- Request A: Locate every line in the rows below that contains the string "Select", and copy each of those lines.

——————————

Reducing 90% in costs with Spot VMs for Machine Learning on Google Kubernetes Engine in GCP

When running big machine learning training jobs using neural networks, you need a GPU. And let’s be honest, GPUs are expensive and hard to get nowadays with the chip shortage! So it is unlikely that you will have plenty of spare GPUs lying around.

This is why it makes sense to rent GPUs on the Cloud. But since GPUs are expensive, you don’t want to hold on to them any longer than necessary!

This is why running big machine learning jobs on Google Kubernetes Engine makes sense. GKE gives you access to all kinds of machine types. From the humble VM with 1 vCPU to a monster-sized VM with dozens of vCPUs and with access to state-of-the-art GPUs like the Nvidia A100. 

What makes Kubernetes attractive is that you can scale up or down the number of resources depending on how heavy your workloads are.
Kubernetes also has an excellent Jobs API which you can make use of to distribute jobs across a large number of nodes. 

And, more importantly, you don’t have to reinvent the wheel. To run machine learning workflows you can use for instance the popular kubeflow open source machine learning framework which is designed for this specific purpose.

GPUs are expensive

But GPUs are still expensive!
Just to give you an idea of the prices involved in renting a GPU let’s take a look at the state of the art Nvidia A100 pricing in Google Cloud:

It is a pretty high cost at $2141.82 per GPU per month. Yes, you can reduce the cost significantly by committing to a longer-term use from 1 year to 3 years. But that hardly works for most! 

What if there is a way to borrow the same GPU for 60-90% less?

Yes, you guessed it right. There’s a way with Spot VMs.

What’s the catch with Spot VMs?

When it sounds too good to be true, it probably is, right? 
The catch is that the Spot VM with that shiny expensive Nvidia A100 can be taken off you at any time with very little warning. But then again, instead of paying $2140 USD/month, you only pay $642/month($0.88/hour)?

——————————

- Request B: From the text on Spot VMs for machine learning above, extract the passage from "Kubernetes also has" up to and including "are still expensive!".

- Listings of boxed layout items:
——————————

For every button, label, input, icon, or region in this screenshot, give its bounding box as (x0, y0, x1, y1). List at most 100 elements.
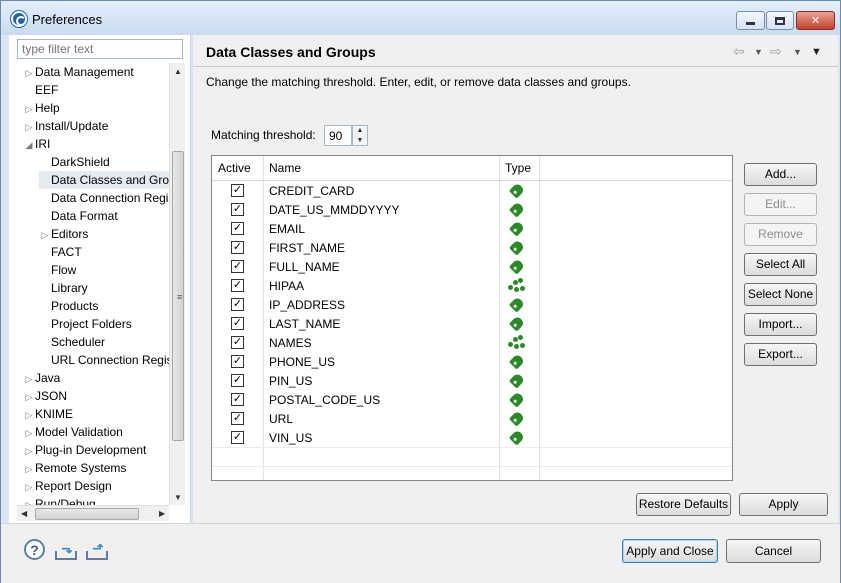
tree-item[interactable]: ▷ KNIME (23, 405, 73, 423)
table-row[interactable]: ✓ NAMES (212, 333, 732, 352)
expanded-twisty-icon[interactable]: ◢ (23, 136, 35, 154)
column-header-active[interactable]: Active (212, 156, 263, 180)
minimize-button[interactable] (736, 11, 765, 30)
tree-item[interactable]: DarkShield (39, 153, 110, 171)
filter-input[interactable] (17, 39, 183, 59)
table-row[interactable]: ✓ IP_ADDRESS (212, 295, 732, 314)
scroll-left-icon[interactable]: ◀ (21, 509, 27, 518)
tree-vertical-scrollbar[interactable]: ▲ ≡ ▼ (169, 63, 185, 505)
table-row[interactable]: ✓ LAST_NAME (212, 314, 732, 333)
active-checkbox[interactable]: ✓ (231, 374, 244, 387)
tree-item[interactable]: Project Folders (39, 315, 132, 333)
tree-item[interactable]: URL Connection Registry (39, 351, 169, 369)
collapsed-twisty-icon[interactable]: ▷ (23, 388, 35, 406)
active-checkbox[interactable]: ✓ (231, 203, 244, 216)
active-checkbox[interactable]: ✓ (231, 184, 244, 197)
collapsed-twisty-icon[interactable]: ▷ (23, 424, 35, 442)
scroll-thumb[interactable]: ≡ (172, 151, 184, 441)
table-row[interactable]: ✓ CREDIT_CARD (212, 181, 732, 200)
tree-item[interactable]: ◢ IRI (23, 135, 51, 154)
edit-button[interactable]: Edit... (744, 193, 817, 216)
column-header-type[interactable]: Type (499, 156, 539, 180)
tree-item[interactable]: ▷ Remote Systems (23, 459, 127, 478)
help-icon[interactable]: ? (24, 539, 45, 560)
collapsed-twisty-icon[interactable]: ▷ (39, 226, 51, 244)
tree-item[interactable]: ▷ Editors (39, 225, 89, 244)
tree-item[interactable]: Data Classes and Groups (39, 171, 169, 189)
collapsed-twisty-icon[interactable]: ▷ (23, 100, 35, 118)
collapsed-twisty-icon[interactable]: ▷ (23, 478, 35, 496)
hscroll-thumb[interactable] (35, 508, 139, 520)
table-row[interactable]: ✓ PIN_US (212, 371, 732, 390)
scroll-up-icon[interactable]: ▲ (174, 67, 182, 76)
table-row[interactable]: ✓ POSTAL_CODE_US (212, 390, 732, 409)
remove-button[interactable]: Remove (744, 223, 817, 246)
export-button[interactable]: Export... (744, 343, 817, 366)
column-header-name[interactable]: Name (263, 156, 499, 180)
tree-item[interactable]: Flow (39, 261, 76, 279)
export-icon[interactable]: ⬏ (86, 540, 110, 560)
collapsed-twisty-icon[interactable]: ▷ (23, 406, 35, 424)
threshold-spinner[interactable]: ▲ ▼ (352, 125, 368, 146)
tree-item[interactable]: ▷ Java (23, 369, 61, 388)
maximize-button[interactable] (766, 11, 794, 30)
table-row[interactable]: ✓ VIN_US (212, 428, 732, 447)
table-row[interactable]: ✓ URL (212, 409, 732, 428)
select-all-button[interactable]: Select All (744, 253, 817, 276)
view-menu-icon[interactable]: ▼ (811, 46, 822, 58)
apply-button[interactable]: Apply (739, 493, 828, 516)
table-row[interactable]: ✓ FULL_NAME (212, 257, 732, 276)
tree-horizontal-scrollbar[interactable]: ◀ ▶ (17, 505, 169, 521)
tree-item[interactable]: Products (39, 297, 98, 315)
tree-item[interactable]: ▷ Install/Update (23, 117, 109, 136)
tree-item[interactable]: ▷ JSON (23, 387, 67, 405)
import-icon[interactable]: ⬎ (55, 540, 79, 560)
tree-item[interactable]: ▷ Run/Debug (23, 495, 96, 505)
active-checkbox[interactable]: ✓ (231, 393, 244, 406)
collapsed-twisty-icon[interactable]: ▷ (23, 442, 35, 460)
tree-item[interactable]: FACT (39, 243, 82, 261)
import-button[interactable]: Import... (744, 313, 817, 336)
tree-item[interactable]: Scheduler (39, 333, 105, 351)
collapsed-twisty-icon[interactable]: ▷ (23, 496, 35, 505)
tree-item[interactable]: ▷ Data Management (23, 63, 134, 81)
tree-item[interactable]: ▷ Model Validation (23, 423, 123, 441)
active-checkbox[interactable]: ✓ (231, 317, 244, 330)
threshold-input[interactable]: 90 (324, 125, 352, 146)
active-checkbox[interactable]: ✓ (231, 279, 244, 292)
tree-item[interactable]: EEF (23, 81, 58, 99)
scroll-down-icon[interactable]: ▼ (174, 493, 182, 502)
active-checkbox[interactable]: ✓ (231, 298, 244, 311)
tree-item[interactable]: ▷ Help (23, 99, 60, 117)
restore-defaults-button[interactable]: Restore Defaults (636, 493, 731, 516)
scroll-right-icon[interactable]: ▶ (159, 509, 165, 518)
cancel-button[interactable]: Cancel (726, 539, 821, 563)
active-checkbox[interactable]: ✓ (231, 431, 244, 444)
tree-item[interactable]: Data Format (39, 207, 118, 225)
close-button[interactable]: ✕ (796, 11, 835, 30)
apply-and-close-button[interactable]: Apply and Close (622, 539, 718, 563)
tree-item[interactable]: Data Connection Registry (39, 189, 169, 207)
table-row[interactable]: ✓ EMAIL (212, 219, 732, 238)
active-checkbox[interactable]: ✓ (231, 222, 244, 235)
active-checkbox[interactable]: ✓ (231, 412, 244, 425)
spin-down-icon[interactable]: ▼ (353, 136, 367, 146)
active-checkbox[interactable]: ✓ (231, 336, 244, 349)
active-checkbox[interactable]: ✓ (231, 241, 244, 254)
tree-item[interactable]: ▷ Plug-in Development (23, 441, 147, 460)
table-row[interactable]: ✓ PHONE_US (212, 352, 732, 371)
forward-menu-icon[interactable]: ▼ (793, 47, 802, 57)
tree-item[interactable]: ▷ Report Design (23, 477, 112, 495)
forward-arrow-icon[interactable]: ⇨ (770, 43, 782, 60)
collapsed-twisty-icon[interactable]: ▷ (23, 370, 35, 388)
collapsed-twisty-icon[interactable]: ▷ (23, 64, 35, 82)
add-button[interactable]: Add... (744, 163, 817, 186)
table-row[interactable]: ✓ FIRST_NAME (212, 238, 732, 257)
spin-up-icon[interactable]: ▲ (353, 126, 367, 136)
active-checkbox[interactable]: ✓ (231, 355, 244, 368)
table-row[interactable]: ✓ HIPAA (212, 276, 732, 295)
collapsed-twisty-icon[interactable]: ▷ (23, 460, 35, 478)
collapsed-twisty-icon[interactable]: ▷ (23, 118, 35, 136)
back-arrow-icon[interactable]: ⇦ (733, 43, 745, 60)
select-none-button[interactable]: Select None (744, 283, 817, 306)
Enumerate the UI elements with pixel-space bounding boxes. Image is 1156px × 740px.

——————————

- Task solution A:
select-all-button[interactable]: Select All (744, 253, 817, 276)
select-none-button[interactable]: Select None (744, 283, 817, 306)

- Task solution B:
Kubernetes also has an excellent Jobs API which you can make use of to distribute jobs across a large number of nodes. 

And, more importantly, you don’t have to reinvent the wheel. To run machine learning workflows you can use for instance the popular kubeflow open source machine learning framework which is designed for this specific purpose.

GPUs are expensive

But GPUs are still expensive!